# SET TASK:
Type out the material below exactly.

# RECORDS SHOWN:
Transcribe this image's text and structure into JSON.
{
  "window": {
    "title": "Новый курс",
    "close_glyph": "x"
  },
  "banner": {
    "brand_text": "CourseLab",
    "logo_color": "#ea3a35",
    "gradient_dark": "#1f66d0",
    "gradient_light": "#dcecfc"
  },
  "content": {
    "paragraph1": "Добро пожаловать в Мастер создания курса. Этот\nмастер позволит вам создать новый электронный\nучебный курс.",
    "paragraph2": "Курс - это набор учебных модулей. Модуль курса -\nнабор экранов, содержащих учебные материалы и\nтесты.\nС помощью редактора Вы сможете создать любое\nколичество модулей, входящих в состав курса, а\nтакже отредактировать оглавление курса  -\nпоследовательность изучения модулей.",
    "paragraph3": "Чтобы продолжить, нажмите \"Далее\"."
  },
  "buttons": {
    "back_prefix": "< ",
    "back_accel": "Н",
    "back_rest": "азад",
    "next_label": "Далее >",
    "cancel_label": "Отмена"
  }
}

# RIGHT ANSWER:
Transcribe this image's text and structure into JSON.
{
  "window": {
    "title": "Новый курс",
    "close_glyph": "x"
  },
  "banner": {
    "brand_text": "CourseLab",
    "logo_color": "#ea3a35",
    "gradient_dark": "#1f66d0",
    "gradient_light": "#dcecfc"
  },
  "content": {
    "paragraph1": "Добро пожаловать в Мастер создания курса. Этот\nмастер позволит вам создать новый электронный\nучебный курс.",
    "paragraph2": "Курс - это набор учебных модулей. Модуль курса -\nнабор экранов, содержащих учебные материалы и\nтесты.\nС помощью редактора Вы сможете создать любое\nколичество модулей, входящих в состав курса, а\nтакже отредактировать оглавление курса  -\nпоследовательность изучения модулей.",
    "paragraph3": "Чтобы продолжить, нажмите \"Далее\"."
  },
  "buttons": {
    "back_prefix": "< ",
    "back_accel": "Н",
    "back_rest": "азад",
    "next_label": "Далее >",
    "cancel_label": "Отмена"
  }
}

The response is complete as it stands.